=== ENTRIES SUPPLIED ===

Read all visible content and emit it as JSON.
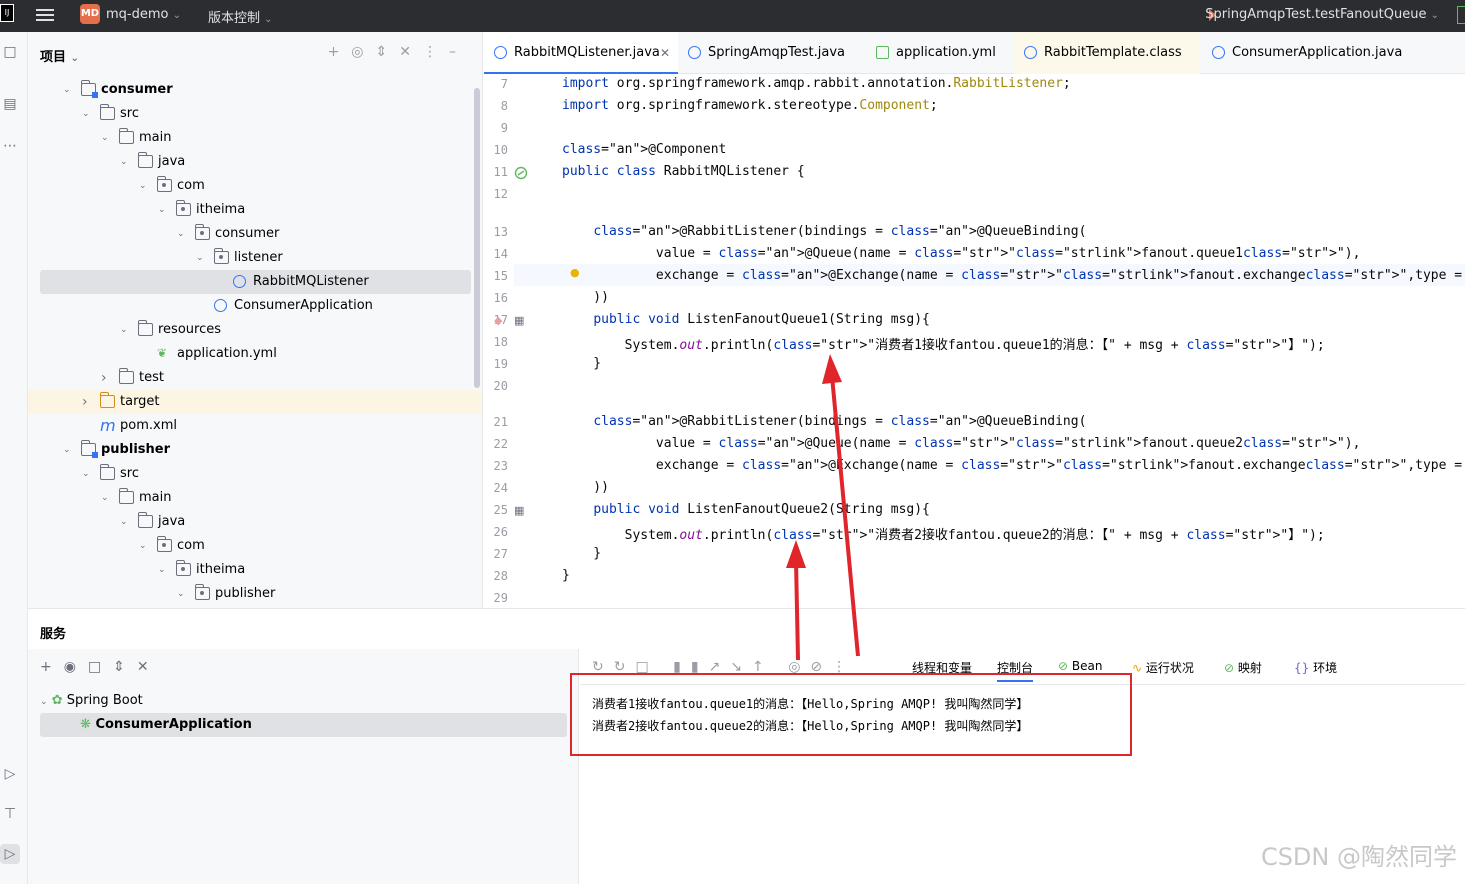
{
  "titlebar": {
    "project_badge": "MD",
    "project_name": "mq-demo",
    "vcs_label": "版本控制",
    "run_config": "SpringAmqpTest.testFanoutQueue"
  },
  "project_panel": {
    "title": "项目",
    "tree": [
      {
        "label": "consumer",
        "bold": true
      },
      {
        "label": "src"
      },
      {
        "label": "main"
      },
      {
        "label": "java"
      },
      {
        "label": "com"
      },
      {
        "label": "itheima"
      },
      {
        "label": "consumer"
      },
      {
        "label": "listener"
      },
      {
        "label": "RabbitMQListener"
      },
      {
        "label": "ConsumerApplication"
      },
      {
        "label": "resources"
      },
      {
        "label": "application.yml"
      },
      {
        "label": "test"
      },
      {
        "label": "target"
      },
      {
        "label": "pom.xml"
      },
      {
        "label": "publisher",
        "bold": true
      },
      {
        "label": "src"
      },
      {
        "label": "main"
      },
      {
        "label": "java"
      },
      {
        "label": "com"
      },
      {
        "label": "itheima"
      },
      {
        "label": "publisher"
      }
    ]
  },
  "tabs": [
    {
      "label": "RabbitMQListener.java",
      "active": true
    },
    {
      "label": "SpringAmqpTest.java"
    },
    {
      "label": "application.yml"
    },
    {
      "label": "RabbitTemplate.class"
    },
    {
      "label": "ConsumerApplication.java"
    }
  ],
  "editor": {
    "lines": [
      {
        "n": "7",
        "code": "import org.springframework.amqp.rabbit.annotation.RabbitListener;"
      },
      {
        "n": "8",
        "code": "import org.springframework.stereotype.Component;"
      },
      {
        "n": "9",
        "code": ""
      },
      {
        "n": "10",
        "code": "@Component"
      },
      {
        "n": "11",
        "code": "public class RabbitMQListener {"
      },
      {
        "n": "12",
        "code": ""
      },
      {
        "n": "13",
        "code": "    @RabbitListener(bindings = @QueueBinding("
      },
      {
        "n": "14",
        "code": "            value = @Queue(name = \"fanout.queue1\"),"
      },
      {
        "n": "15",
        "code": "            exchange = @Exchange(name = \"fanout.exchange\",type = ExchangeTypes.FANOUT)"
      },
      {
        "n": "16",
        "code": "    ))"
      },
      {
        "n": "17",
        "code": "    public void ListenFanoutQueue1(String msg){"
      },
      {
        "n": "18",
        "code": "        System.out.println(\"消费者1接收fantou.queue1的消息：【\" + msg + \"】\");"
      },
      {
        "n": "19",
        "code": "    }"
      },
      {
        "n": "20",
        "code": ""
      },
      {
        "n": "21",
        "code": "    @RabbitListener(bindings = @QueueBinding("
      },
      {
        "n": "22",
        "code": "            value = @Queue(name = \"fanout.queue2\"),"
      },
      {
        "n": "23",
        "code": "            exchange = @Exchange(name = \"fanout.exchange\",type = ExchangeTypes.FANOUT)"
      },
      {
        "n": "24",
        "code": "    ))"
      },
      {
        "n": "25",
        "code": "    public void ListenFanoutQueue2(String msg){"
      },
      {
        "n": "26",
        "code": "        System.out.println(\"消费者2接收fantou.queue2的消息：【\" + msg + \"】\");"
      },
      {
        "n": "27",
        "code": "    }"
      },
      {
        "n": "28",
        "code": "}"
      },
      {
        "n": "29",
        "code": ""
      }
    ]
  },
  "services": {
    "title": "服务",
    "tree": [
      {
        "label": "Spring Boot"
      },
      {
        "label": "ConsumerApplication",
        "selected": true
      }
    ],
    "console_tabs": [
      "线程和变量",
      "控制台",
      "Bean",
      "运行状况",
      "映射",
      "环境"
    ],
    "output": [
      "消费者1接收fantou.queue1的消息：【Hello,Spring AMQP! 我叫陶然同学】",
      "消费者2接收fantou.queue2的消息：【Hello,Spring AMQP! 我叫陶然同学】"
    ]
  },
  "watermark": "CSDN @陶然同学",
  "colors": {
    "accent": "#3574f0",
    "annotation_red": "#e0252b",
    "keyword": "#0033b3",
    "annotation": "#9e880d",
    "string": "#067d17"
  }
}
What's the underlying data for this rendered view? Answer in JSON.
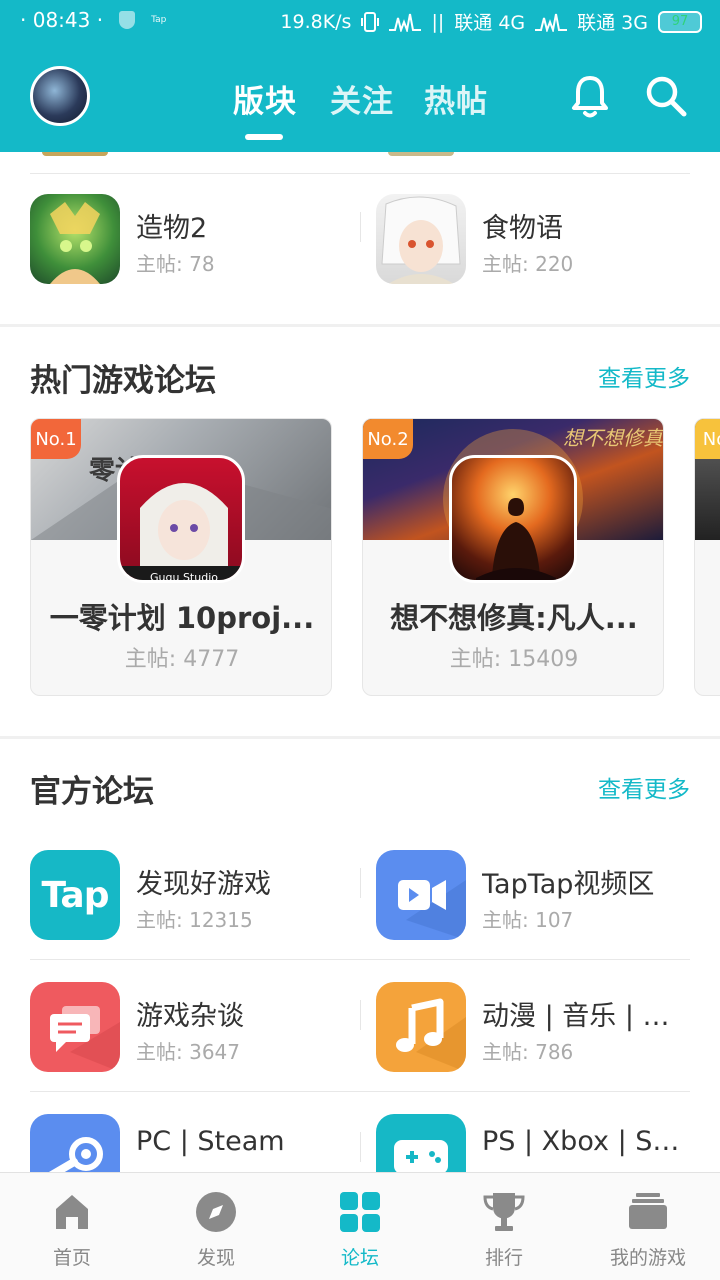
{
  "status_bar": {
    "time": "· 08:43 ·",
    "mini_label": "Tap",
    "speed": "19.8K/s",
    "carrier1": "联通 4G",
    "carrier2": "联通 3G",
    "battery": "97"
  },
  "header": {
    "tabs": [
      {
        "label": "版块",
        "active": true
      },
      {
        "label": "关注",
        "active": false
      },
      {
        "label": "热帖",
        "active": false
      }
    ],
    "accent_color": "#14b9c8"
  },
  "top_forums": [
    {
      "name": "造物2",
      "posts": "主帖: 78"
    },
    {
      "name": "食物语",
      "posts": "主帖: 220"
    }
  ],
  "hot_section": {
    "title": "热门游戏论坛",
    "more": "查看更多",
    "cards": [
      {
        "rank": "No.1",
        "name": "一零计划 10proj...",
        "posts": "主帖: 4777",
        "icon_caption": "Gugu Studio"
      },
      {
        "rank": "No.2",
        "name": "想不想修真:凡人...",
        "posts": "主帖: 15409"
      },
      {
        "rank": "No"
      }
    ]
  },
  "official_section": {
    "title": "官方论坛",
    "more": "查看更多",
    "forums": [
      {
        "name": "发现好游戏",
        "posts": "主帖: 12315",
        "icon": "tap-logo-icon",
        "icon_text": "Tap",
        "color": "#16b8c6"
      },
      {
        "name": "TapTap视频区",
        "posts": "主帖: 107",
        "icon": "video-camera-icon",
        "color": "#5b8def"
      },
      {
        "name": "游戏杂谈",
        "posts": "主帖: 3647",
        "icon": "chat-bubble-icon",
        "color": "#ef5a5f"
      },
      {
        "name": "动漫 | 音乐 | 影...",
        "posts": "主帖: 786",
        "icon": "music-note-icon",
        "color": "#f4a33b"
      },
      {
        "name": "PC | Steam",
        "icon": "steam-icon",
        "color": "#5b8def"
      },
      {
        "name": "PS | Xbox | Swi...",
        "icon": "gamepad-icon",
        "color": "#16b8c6"
      }
    ]
  },
  "bottom_nav": [
    {
      "label": "首页",
      "icon": "home-icon",
      "active": false
    },
    {
      "label": "发现",
      "icon": "compass-icon",
      "active": false
    },
    {
      "label": "论坛",
      "icon": "forum-grid-icon",
      "active": true
    },
    {
      "label": "排行",
      "icon": "trophy-icon",
      "active": false
    },
    {
      "label": "我的游戏",
      "icon": "game-stack-icon",
      "active": false
    }
  ]
}
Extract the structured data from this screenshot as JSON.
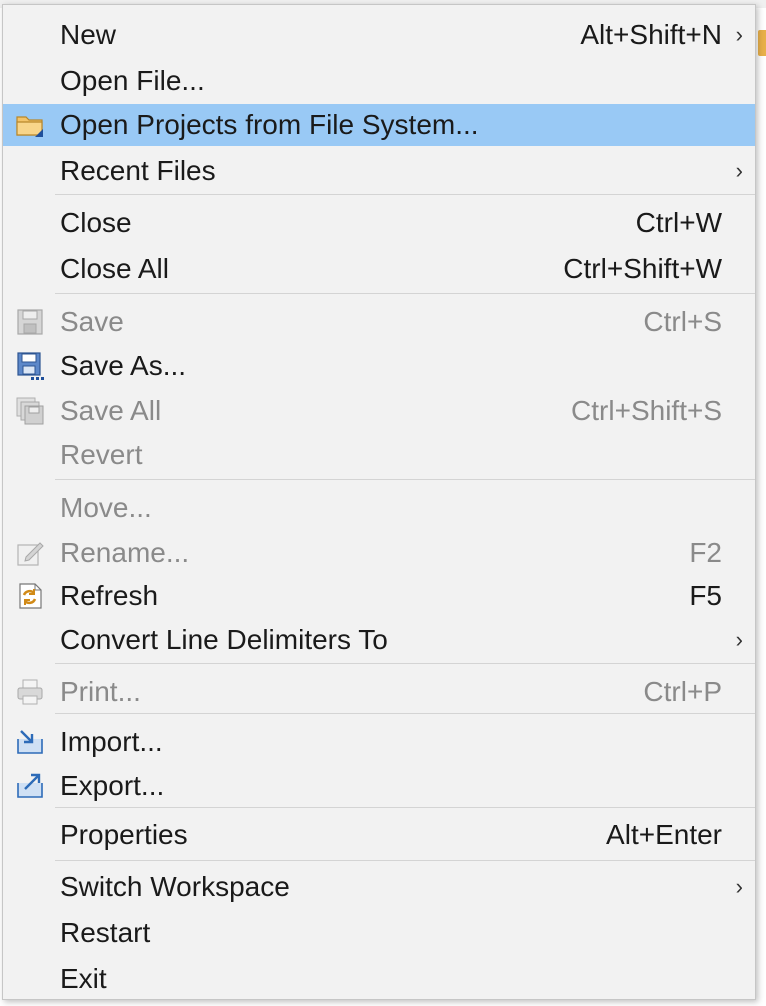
{
  "menu": {
    "new": {
      "label": "New",
      "shortcut": "Alt+Shift+N"
    },
    "open_file": {
      "label": "Open File..."
    },
    "open_projects": {
      "label": "Open Projects from File System..."
    },
    "recent_files": {
      "label": "Recent Files"
    },
    "close": {
      "label": "Close",
      "shortcut": "Ctrl+W"
    },
    "close_all": {
      "label": "Close All",
      "shortcut": "Ctrl+Shift+W"
    },
    "save": {
      "label": "Save",
      "shortcut": "Ctrl+S"
    },
    "save_as": {
      "label": "Save As..."
    },
    "save_all": {
      "label": "Save All",
      "shortcut": "Ctrl+Shift+S"
    },
    "revert": {
      "label": "Revert"
    },
    "move": {
      "label": "Move..."
    },
    "rename": {
      "label": "Rename...",
      "shortcut": "F2"
    },
    "refresh": {
      "label": "Refresh",
      "shortcut": "F5"
    },
    "convert": {
      "label": "Convert Line Delimiters To"
    },
    "print": {
      "label": "Print...",
      "shortcut": "Ctrl+P"
    },
    "import": {
      "label": "Import..."
    },
    "export": {
      "label": "Export..."
    },
    "properties": {
      "label": "Properties",
      "shortcut": "Alt+Enter"
    },
    "switch_workspace": {
      "label": "Switch Workspace"
    },
    "restart": {
      "label": "Restart"
    },
    "exit": {
      "label": "Exit"
    }
  },
  "arrow_glyph": "›",
  "colors": {
    "menu_bg": "#f2f2f2",
    "selected_bg": "#99c9f5",
    "disabled_text": "#8a8a8a",
    "separator": "#d4d4d4"
  },
  "icons": {
    "open_projects": "folder-icon",
    "save": "save-icon",
    "save_as": "save-as-icon",
    "save_all": "save-all-icon",
    "rename": "rename-icon",
    "refresh": "refresh-icon",
    "print": "print-icon",
    "import": "import-icon",
    "export": "export-icon"
  }
}
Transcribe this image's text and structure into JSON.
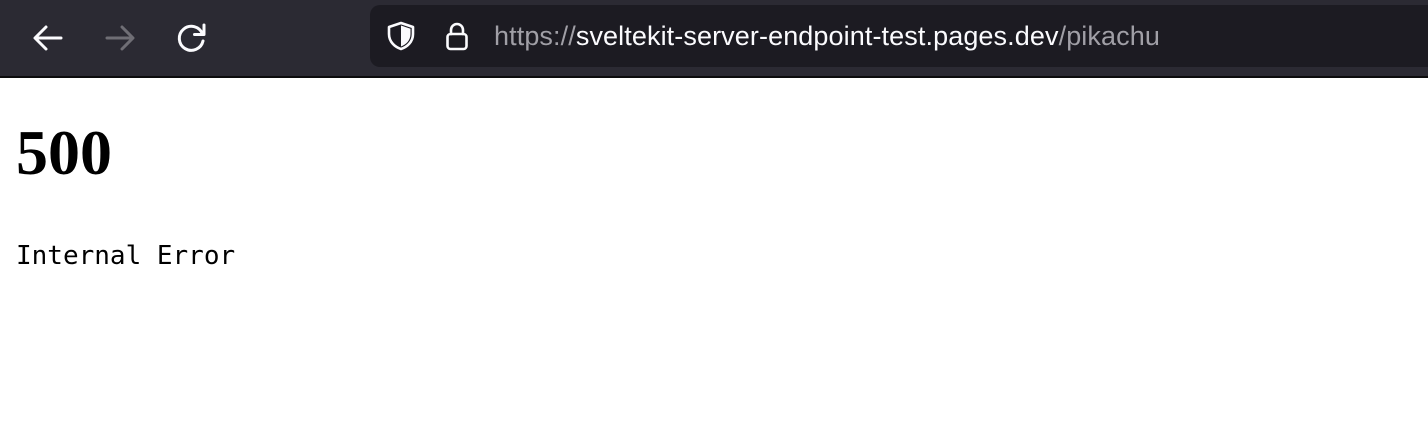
{
  "browser": {
    "nav": {
      "back_icon": "arrow-left-icon",
      "forward_icon": "arrow-right-icon",
      "reload_icon": "reload-icon"
    },
    "url": {
      "scheme": "https://",
      "host": "sveltekit-server-endpoint-test.pages.dev",
      "path": "/pikachu",
      "shield_icon": "shield-icon",
      "lock_icon": "lock-icon"
    },
    "colors": {
      "toolbar": "#2b2a33",
      "urlbar": "#1c1b22",
      "url_host": "#fbfbfe",
      "url_dim": "#a09fa6"
    }
  },
  "page": {
    "status_code": "500",
    "message": "Internal Error"
  }
}
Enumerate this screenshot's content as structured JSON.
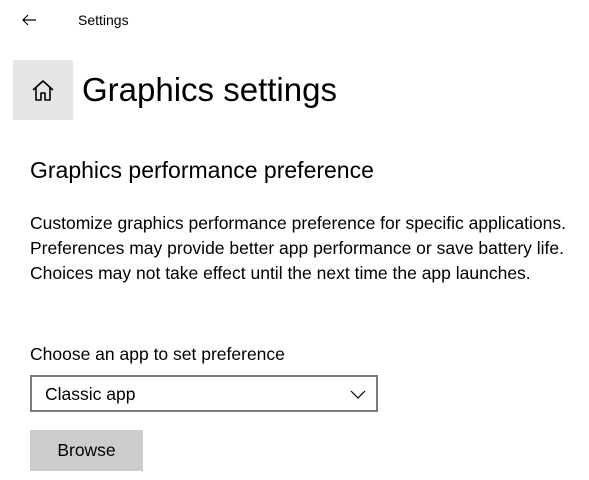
{
  "window": {
    "title": "Settings"
  },
  "header": {
    "home_icon": "home-icon",
    "back_icon": "arrow-left-icon",
    "page_title": "Graphics settings"
  },
  "section": {
    "title": "Graphics performance preference",
    "description": "Customize graphics performance preference for specific applications. Preferences may provide better app performance or save battery life. Choices may not take effect until the next time the app launches.",
    "choose_label": "Choose an app to set preference",
    "dropdown_value": "Classic app",
    "browse_label": "Browse"
  },
  "colors": {
    "home_tile_bg": "#e6e6e6",
    "button_bg": "#cccccc",
    "dropdown_border": "#7a7a7a"
  }
}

===

■ STATED PROBLEM ■
Every line in the data that holds "springframework" should be copied out.

■ ANSWER TO THE PROBLEM ■
        "code": "import org.springframework.amqp.rabbit.annotation.RabbitListener;"
        "code": "import org.springframework.stereotype.Component;"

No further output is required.